CHALLENGE -> Find all lines in the listing that include the word "crédito", then copy them.
# START OF DATA PROVIDED
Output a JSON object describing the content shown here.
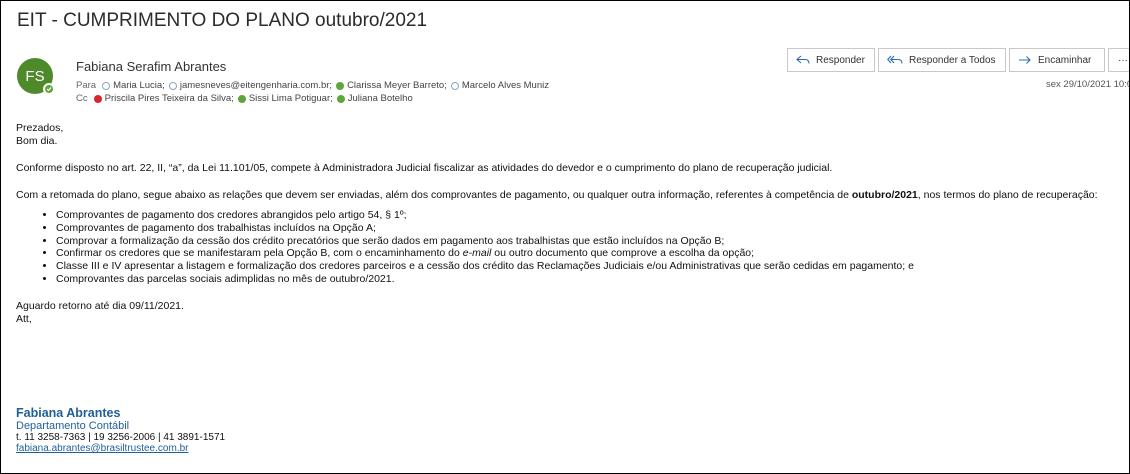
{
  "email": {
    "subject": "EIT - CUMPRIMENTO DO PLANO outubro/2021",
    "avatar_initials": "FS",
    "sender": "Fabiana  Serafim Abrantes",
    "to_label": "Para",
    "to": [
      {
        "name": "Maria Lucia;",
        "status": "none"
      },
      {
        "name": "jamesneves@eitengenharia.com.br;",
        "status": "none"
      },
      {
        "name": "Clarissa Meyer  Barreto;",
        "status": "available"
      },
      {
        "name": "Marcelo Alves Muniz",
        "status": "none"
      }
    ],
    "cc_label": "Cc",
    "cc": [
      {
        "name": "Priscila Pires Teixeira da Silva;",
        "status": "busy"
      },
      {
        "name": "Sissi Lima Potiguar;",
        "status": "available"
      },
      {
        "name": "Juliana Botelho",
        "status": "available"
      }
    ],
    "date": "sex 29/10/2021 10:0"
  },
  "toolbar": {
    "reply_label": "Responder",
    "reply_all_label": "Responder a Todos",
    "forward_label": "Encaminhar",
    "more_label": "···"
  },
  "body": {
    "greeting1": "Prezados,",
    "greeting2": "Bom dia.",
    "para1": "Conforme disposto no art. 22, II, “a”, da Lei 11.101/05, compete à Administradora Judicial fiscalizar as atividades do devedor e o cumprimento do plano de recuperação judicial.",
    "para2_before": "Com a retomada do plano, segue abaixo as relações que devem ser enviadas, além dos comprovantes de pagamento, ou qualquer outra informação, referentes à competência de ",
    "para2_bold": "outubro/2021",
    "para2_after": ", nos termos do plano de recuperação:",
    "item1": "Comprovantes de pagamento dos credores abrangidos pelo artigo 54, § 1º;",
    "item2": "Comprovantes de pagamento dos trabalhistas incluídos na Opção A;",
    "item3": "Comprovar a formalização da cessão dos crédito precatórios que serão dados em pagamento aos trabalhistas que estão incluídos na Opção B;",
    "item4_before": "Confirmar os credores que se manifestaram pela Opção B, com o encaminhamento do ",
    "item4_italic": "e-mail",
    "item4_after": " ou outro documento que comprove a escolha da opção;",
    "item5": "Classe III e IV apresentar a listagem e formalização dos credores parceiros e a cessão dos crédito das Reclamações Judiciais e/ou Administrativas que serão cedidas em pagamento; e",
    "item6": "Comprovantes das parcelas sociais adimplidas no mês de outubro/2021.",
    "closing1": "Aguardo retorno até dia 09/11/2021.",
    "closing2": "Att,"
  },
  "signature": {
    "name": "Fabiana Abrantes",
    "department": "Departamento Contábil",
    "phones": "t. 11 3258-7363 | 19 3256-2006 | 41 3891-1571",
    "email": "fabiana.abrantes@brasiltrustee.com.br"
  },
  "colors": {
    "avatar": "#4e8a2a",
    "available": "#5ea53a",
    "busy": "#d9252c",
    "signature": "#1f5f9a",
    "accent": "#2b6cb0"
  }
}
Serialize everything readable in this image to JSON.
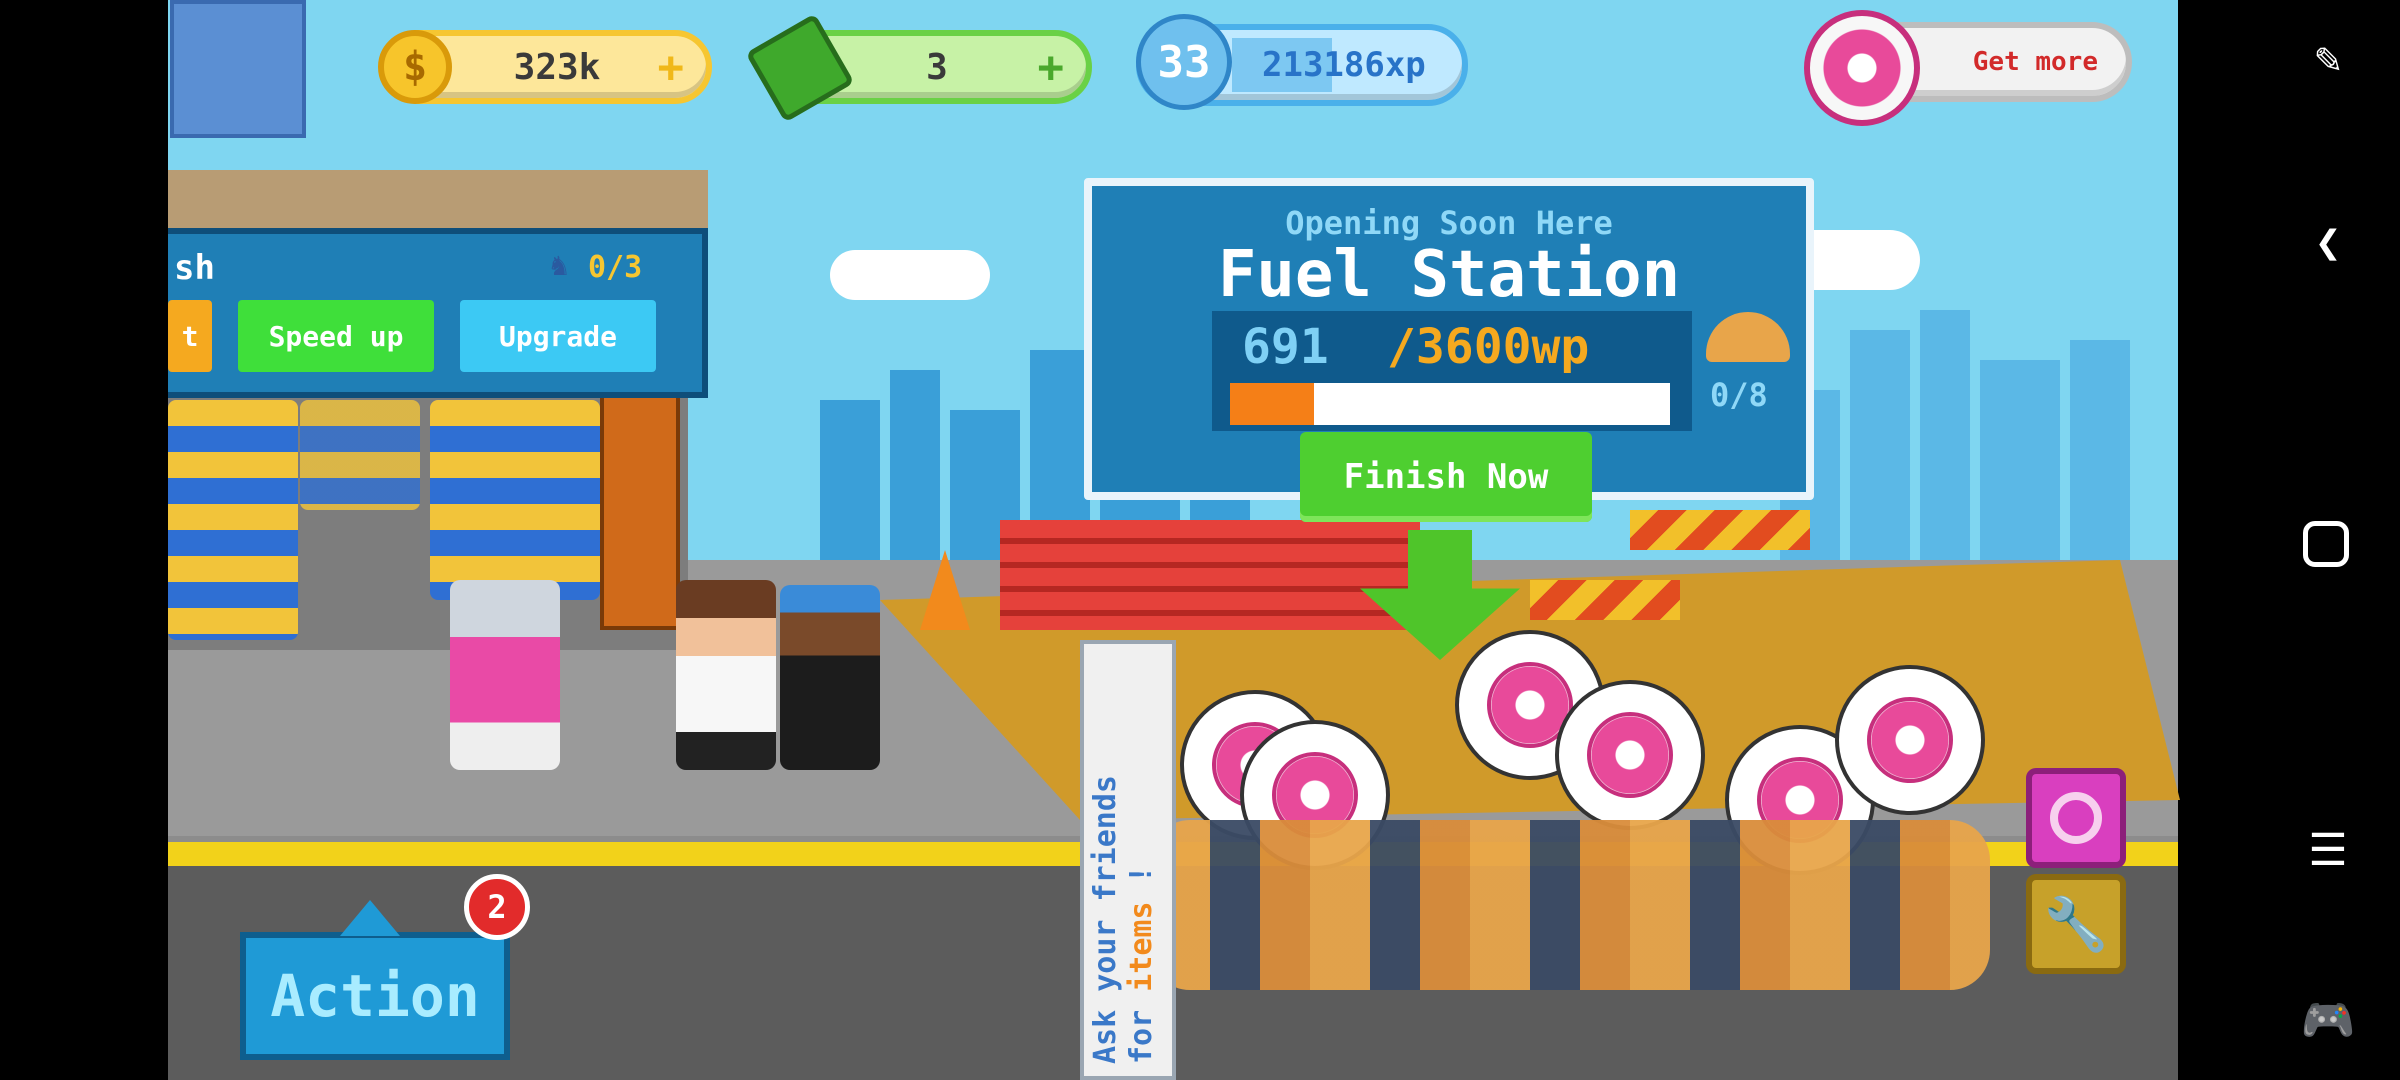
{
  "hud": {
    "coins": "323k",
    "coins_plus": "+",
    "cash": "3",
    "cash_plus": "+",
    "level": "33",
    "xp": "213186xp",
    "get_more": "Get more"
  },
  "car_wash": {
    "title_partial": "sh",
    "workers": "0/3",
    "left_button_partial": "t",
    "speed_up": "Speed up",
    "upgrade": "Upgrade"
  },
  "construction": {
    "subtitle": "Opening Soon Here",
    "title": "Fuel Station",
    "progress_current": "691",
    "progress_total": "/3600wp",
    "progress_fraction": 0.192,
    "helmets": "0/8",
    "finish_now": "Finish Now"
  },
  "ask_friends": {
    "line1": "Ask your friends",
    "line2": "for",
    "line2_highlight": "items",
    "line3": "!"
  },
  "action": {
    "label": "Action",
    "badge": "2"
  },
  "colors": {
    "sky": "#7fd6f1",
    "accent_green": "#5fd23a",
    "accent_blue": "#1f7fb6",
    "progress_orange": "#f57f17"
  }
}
# END OF DATA PROVIDED
SOLVED EXERCISE ->
    "item3": "Comprovar a formalização da cessão dos crédito precatórios que serão dados em pagamento aos trabalhistas que estão incluídos na Opção B;",
    "item5": "Classe III e IV apresentar a listagem e formalização dos credores parceiros e a cessão dos crédito das Reclamações Judiciais e/ou Administrativas que serão cedidas em pagamento; e",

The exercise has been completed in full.